Entries taken from a collection
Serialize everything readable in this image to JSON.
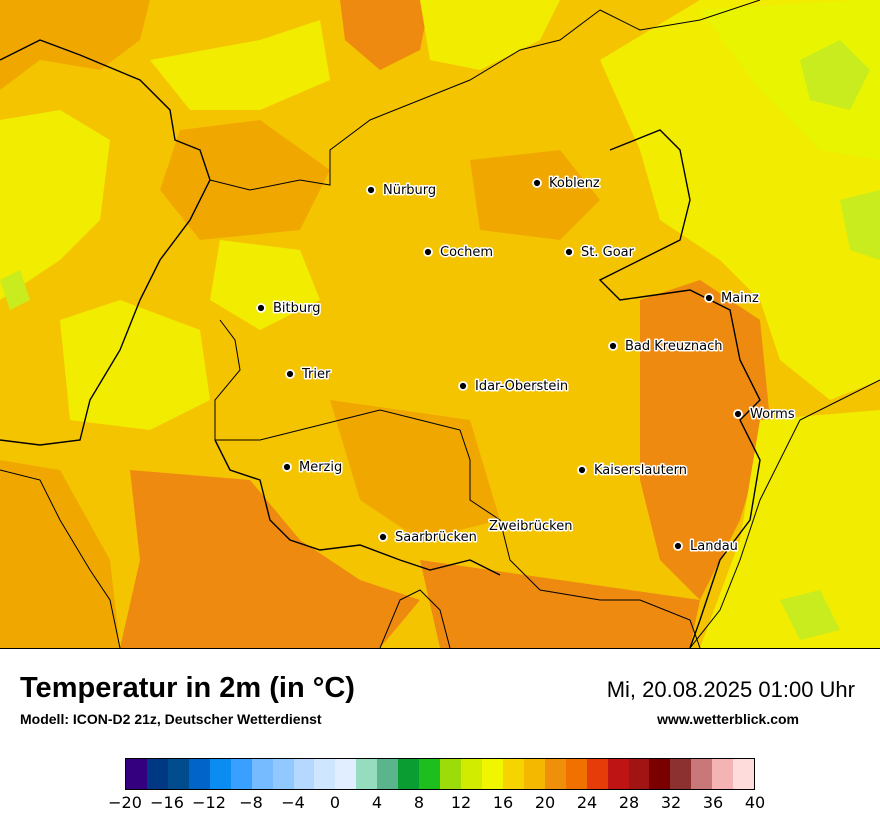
{
  "map": {
    "cities": [
      {
        "name": "Nürburg"
      },
      {
        "name": "Koblenz"
      },
      {
        "name": "Cochem"
      },
      {
        "name": "St. Goar"
      },
      {
        "name": "Bitburg"
      },
      {
        "name": "Mainz"
      },
      {
        "name": "Bad Kreuznach"
      },
      {
        "name": "Trier"
      },
      {
        "name": "Idar-Oberstein"
      },
      {
        "name": "Worms"
      },
      {
        "name": "Merzig"
      },
      {
        "name": "Kaiserslautern"
      },
      {
        "name": "Saarbrücken"
      },
      {
        "name": "Zweibrücken"
      },
      {
        "name": "Landau"
      }
    ],
    "colors": {
      "base": "#f5c400",
      "warm": "#f0a800",
      "hot": "#ee8a10",
      "cool": "#f2ec00",
      "cooler": "#e8f400",
      "green": "#c8ec1e"
    }
  },
  "footer": {
    "title": "Temperatur in 2m (in °C)",
    "model": "Modell: ICON-D2 21z, Deutscher Wetterdienst",
    "datetime": "Mi, 20.08.2025 01:00 Uhr",
    "website": "www.wetterblick.com"
  },
  "legend": {
    "colors": [
      "#35007f",
      "#003883",
      "#004c8c",
      "#0064c8",
      "#0a8cf0",
      "#3aa0ff",
      "#76baff",
      "#90c8ff",
      "#b4d8ff",
      "#cfe6ff",
      "#e0eeff",
      "#96dcbe",
      "#5ab48c",
      "#0a9e32",
      "#1ebe1e",
      "#9cdc0a",
      "#d2ec00",
      "#f0f500",
      "#f5d400",
      "#f5b800",
      "#f0900a",
      "#f07000",
      "#e63c0a",
      "#be1414",
      "#a01414",
      "#7a0000",
      "#8c3030",
      "#c87878",
      "#f4b4b4",
      "#ffdcdc"
    ],
    "ticks": [
      "−20",
      "−16",
      "−12",
      "−8",
      "−4",
      "0",
      "4",
      "8",
      "12",
      "16",
      "20",
      "24",
      "28",
      "32",
      "36",
      "40"
    ]
  }
}
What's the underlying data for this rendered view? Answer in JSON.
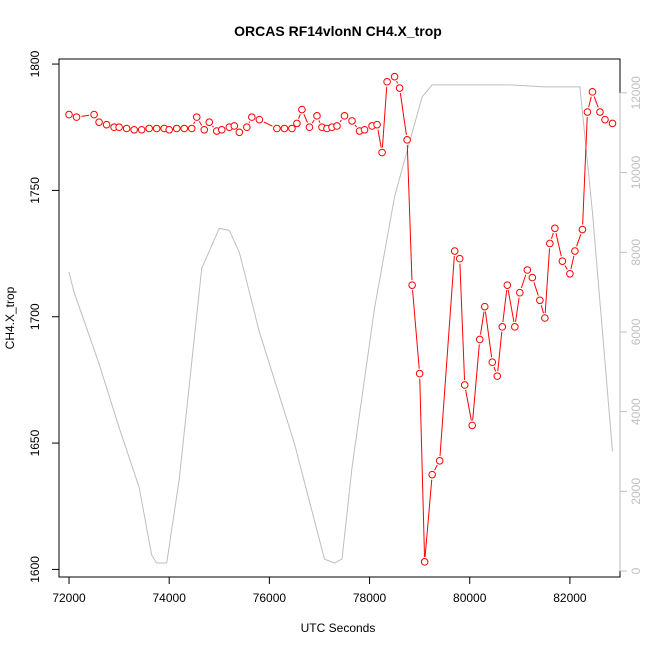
{
  "chart_data": {
    "type": "line",
    "title": "ORCAS RF14vlonN CH4.X_trop",
    "xlabel": "UTC Seconds",
    "ylabel": "CH4.X_trop",
    "xlim": [
      71800,
      83000
    ],
    "ylim": [
      1597,
      1802
    ],
    "y2lim": [
      -150,
      12850
    ],
    "xticks": [
      "72000",
      "74000",
      "76000",
      "78000",
      "80000",
      "82000"
    ],
    "yticks": [
      "1600",
      "1650",
      "1700",
      "1750",
      "1800"
    ],
    "y2ticks": [
      "0",
      "2000",
      "4000",
      "6000",
      "8000",
      "10000",
      "12000"
    ],
    "grid": false,
    "legend": "none",
    "colors": {
      "primary": "#ff0000",
      "secondary": "#bebebe"
    },
    "series": [
      {
        "axis": "left",
        "style": "line+circles",
        "x": [
          72000,
          72150,
          72500,
          72600,
          72750,
          72900,
          73000,
          73150,
          73300,
          73450,
          73600,
          73750,
          73900,
          74000,
          74150,
          74300,
          74450,
          74550,
          74700,
          74800,
          74950,
          75050,
          75200,
          75300,
          75400,
          75550,
          75650,
          75800,
          76150,
          76300,
          76450,
          76550,
          76650,
          76800,
          76950,
          77050,
          77150,
          77250,
          77350,
          77500,
          77650,
          77800,
          77900,
          78050,
          78150,
          78250,
          78350,
          78500,
          78600,
          78750,
          78850,
          79000,
          79100,
          79250,
          79400,
          79700,
          79800,
          79900,
          80050,
          80200,
          80300,
          80450,
          80550,
          80650,
          80750,
          80900,
          81000,
          81150,
          81250,
          81400,
          81500,
          81600,
          81700,
          81850,
          82000,
          82100,
          82250,
          82350,
          82450,
          82600,
          82700,
          82850
        ],
        "y": [
          1780,
          1779,
          1780,
          1777,
          1776,
          1775,
          1775,
          1774.5,
          1774,
          1774,
          1774.5,
          1774.5,
          1774.5,
          1774,
          1774.5,
          1774.5,
          1774.5,
          1779,
          1774,
          1777,
          1773.5,
          1774,
          1775,
          1775.5,
          1773,
          1775,
          1779,
          1778,
          1774.5,
          1774.5,
          1774.5,
          1776.5,
          1782,
          1775,
          1779.5,
          1775,
          1774.5,
          1775,
          1775.5,
          1779.5,
          1777.5,
          1773.5,
          1774,
          1775.5,
          1776,
          1765,
          1793,
          1795,
          1790.5,
          1770,
          1712.5,
          1677.5,
          1603,
          1637.5,
          1643,
          1726,
          1723,
          1673,
          1657,
          1691,
          1704,
          1682,
          1676.5,
          1696,
          1712.5,
          1696,
          1709.5,
          1718.5,
          1715.5,
          1706.5,
          1699.5,
          1729,
          1735,
          1722,
          1717,
          1726,
          1734.5,
          1781,
          1789,
          1781,
          1778,
          1776.5
        ]
      },
      {
        "axis": "right",
        "style": "line",
        "x": [
          72000,
          72100,
          72600,
          73000,
          73400,
          73650,
          73750,
          73950,
          74200,
          74650,
          75000,
          75200,
          75400,
          75800,
          76500,
          77100,
          77300,
          77450,
          77650,
          78100,
          78500,
          78850,
          79050,
          79250,
          79400,
          80000,
          80800,
          81500,
          82200,
          82450,
          82850
        ],
        "y": [
          7500,
          7000,
          5200,
          3600,
          2100,
          400,
          200,
          200,
          2300,
          7600,
          8600,
          8550,
          8000,
          6000,
          3200,
          300,
          200,
          300,
          2600,
          6600,
          9400,
          11000,
          11900,
          12200,
          12200,
          12200,
          12200,
          12150,
          12150,
          9000,
          3000
        ]
      }
    ]
  }
}
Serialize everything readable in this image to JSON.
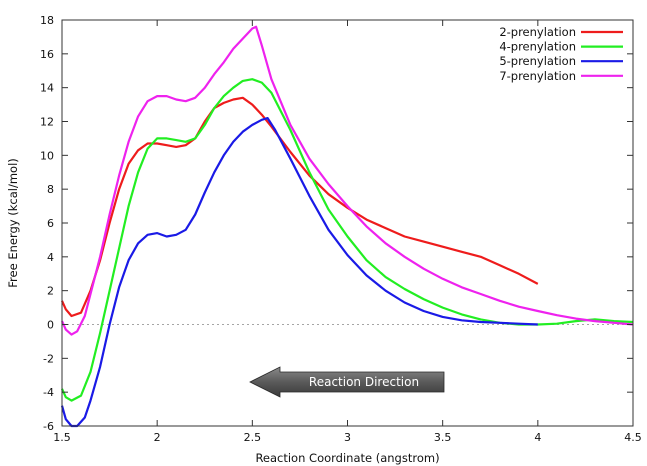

**WRITTEN PROBLEM**
Excluding the pictures, restate the records above word for word.

**RESPONSE TO THE TASK**
Serialize everything readable in this image to JSON.
{
  "map": {
    "cities": [
      {
        "name": "Nürburg"
      },
      {
        "name": "Koblenz"
      },
      {
        "name": "Cochem"
      },
      {
        "name": "St. Goar"
      },
      {
        "name": "Bitburg"
      },
      {
        "name": "Mainz"
      },
      {
        "name": "Bad Kreuznach"
      },
      {
        "name": "Trier"
      },
      {
        "name": "Idar-Oberstein"
      },
      {
        "name": "Worms"
      },
      {
        "name": "Merzig"
      },
      {
        "name": "Kaiserslautern"
      },
      {
        "name": "Saarbrücken"
      },
      {
        "name": "Zweibrücken"
      },
      {
        "name": "Landau"
      }
    ],
    "colors": {
      "base": "#f5c400",
      "warm": "#f0a800",
      "hot": "#ee8a10",
      "cool": "#f2ec00",
      "cooler": "#e8f400",
      "green": "#c8ec1e"
    }
  },
  "footer": {
    "title": "Temperatur in 2m (in °C)",
    "model": "Modell: ICON-D2 21z, Deutscher Wetterdienst",
    "datetime": "Mi, 20.08.2025 01:00 Uhr",
    "website": "www.wetterblick.com"
  },
  "legend": {
    "colors": [
      "#35007f",
      "#003883",
      "#004c8c",
      "#0064c8",
      "#0a8cf0",
      "#3aa0ff",
      "#76baff",
      "#90c8ff",
      "#b4d8ff",
      "#cfe6ff",
      "#e0eeff",
      "#96dcbe",
      "#5ab48c",
      "#0a9e32",
      "#1ebe1e",
      "#9cdc0a",
      "#d2ec00",
      "#f0f500",
      "#f5d400",
      "#f5b800",
      "#f0900a",
      "#f07000",
      "#e63c0a",
      "#be1414",
      "#a01414",
      "#7a0000",
      "#8c3030",
      "#c87878",
      "#f4b4b4",
      "#ffdcdc"
    ],
    "ticks": [
      "−20",
      "−16",
      "−12",
      "−8",
      "−4",
      "0",
      "4",
      "8",
      "12",
      "16",
      "20",
      "24",
      "28",
      "32",
      "36",
      "40"
    ]
  }
}
What's the underlying data for this rendered view? Answer in JSON.
{
  "chart_data": {
    "type": "line",
    "title": "ORCAS RF14vlonN CH4.X_trop",
    "xlabel": "UTC Seconds",
    "ylabel": "CH4.X_trop",
    "xlim": [
      71800,
      83000
    ],
    "ylim": [
      1597,
      1802
    ],
    "y2lim": [
      -150,
      12850
    ],
    "xticks": [
      "72000",
      "74000",
      "76000",
      "78000",
      "80000",
      "82000"
    ],
    "yticks": [
      "1600",
      "1650",
      "1700",
      "1750",
      "1800"
    ],
    "y2ticks": [
      "0",
      "2000",
      "4000",
      "6000",
      "8000",
      "10000",
      "12000"
    ],
    "grid": false,
    "legend": "none",
    "colors": {
      "primary": "#ff0000",
      "secondary": "#bebebe"
    },
    "series": [
      {
        "axis": "left",
        "style": "line+circles",
        "x": [
          72000,
          72150,
          72500,
          72600,
          72750,
          72900,
          73000,
          73150,
          73300,
          73450,
          73600,
          73750,
          73900,
          74000,
          74150,
          74300,
          74450,
          74550,
          74700,
          74800,
          74950,
          75050,
          75200,
          75300,
          75400,
          75550,
          75650,
          75800,
          76150,
          76300,
          76450,
          76550,
          76650,
          76800,
          76950,
          77050,
          77150,
          77250,
          77350,
          77500,
          77650,
          77800,
          77900,
          78050,
          78150,
          78250,
          78350,
          78500,
          78600,
          78750,
          78850,
          79000,
          79100,
          79250,
          79400,
          79700,
          79800,
          79900,
          80050,
          80200,
          80300,
          80450,
          80550,
          80650,
          80750,
          80900,
          81000,
          81150,
          81250,
          81400,
          81500,
          81600,
          81700,
          81850,
          82000,
          82100,
          82250,
          82350,
          82450,
          82600,
          82700,
          82850
        ],
        "y": [
          1780,
          1779,
          1780,
          1777,
          1776,
          1775,
          1775,
          1774.5,
          1774,
          1774,
          1774.5,
          1774.5,
          1774.5,
          1774,
          1774.5,
          1774.5,
          1774.5,
          1779,
          1774,
          1777,
          1773.5,
          1774,
          1775,
          1775.5,
          1773,
          1775,
          1779,
          1778,
          1774.5,
          1774.5,
          1774.5,
          1776.5,
          1782,
          1775,
          1779.5,
          1775,
          1774.5,
          1775,
          1775.5,
          1779.5,
          1777.5,
          1773.5,
          1774,
          1775.5,
          1776,
          1765,
          1793,
          1795,
          1790.5,
          1770,
          1712.5,
          1677.5,
          1603,
          1637.5,
          1643,
          1726,
          1723,
          1673,
          1657,
          1691,
          1704,
          1682,
          1676.5,
          1696,
          1712.5,
          1696,
          1709.5,
          1718.5,
          1715.5,
          1706.5,
          1699.5,
          1729,
          1735,
          1722,
          1717,
          1726,
          1734.5,
          1781,
          1789,
          1781,
          1778,
          1776.5
        ]
      },
      {
        "axis": "right",
        "style": "line",
        "x": [
          72000,
          72100,
          72600,
          73000,
          73400,
          73650,
          73750,
          73950,
          74200,
          74650,
          75000,
          75200,
          75400,
          75800,
          76500,
          77100,
          77300,
          77450,
          77650,
          78100,
          78500,
          78850,
          79050,
          79250,
          79400,
          80000,
          80800,
          81500,
          82200,
          82450,
          82850
        ],
        "y": [
          7500,
          7000,
          5200,
          3600,
          2100,
          400,
          200,
          200,
          2300,
          7600,
          8600,
          8550,
          8000,
          6000,
          3200,
          300,
          200,
          300,
          2600,
          6600,
          9400,
          11000,
          11900,
          12200,
          12200,
          12200,
          12200,
          12150,
          12150,
          9000,
          3000
        ]
      }
    ]
  }
}
Serialize everything readable in this image to JSON.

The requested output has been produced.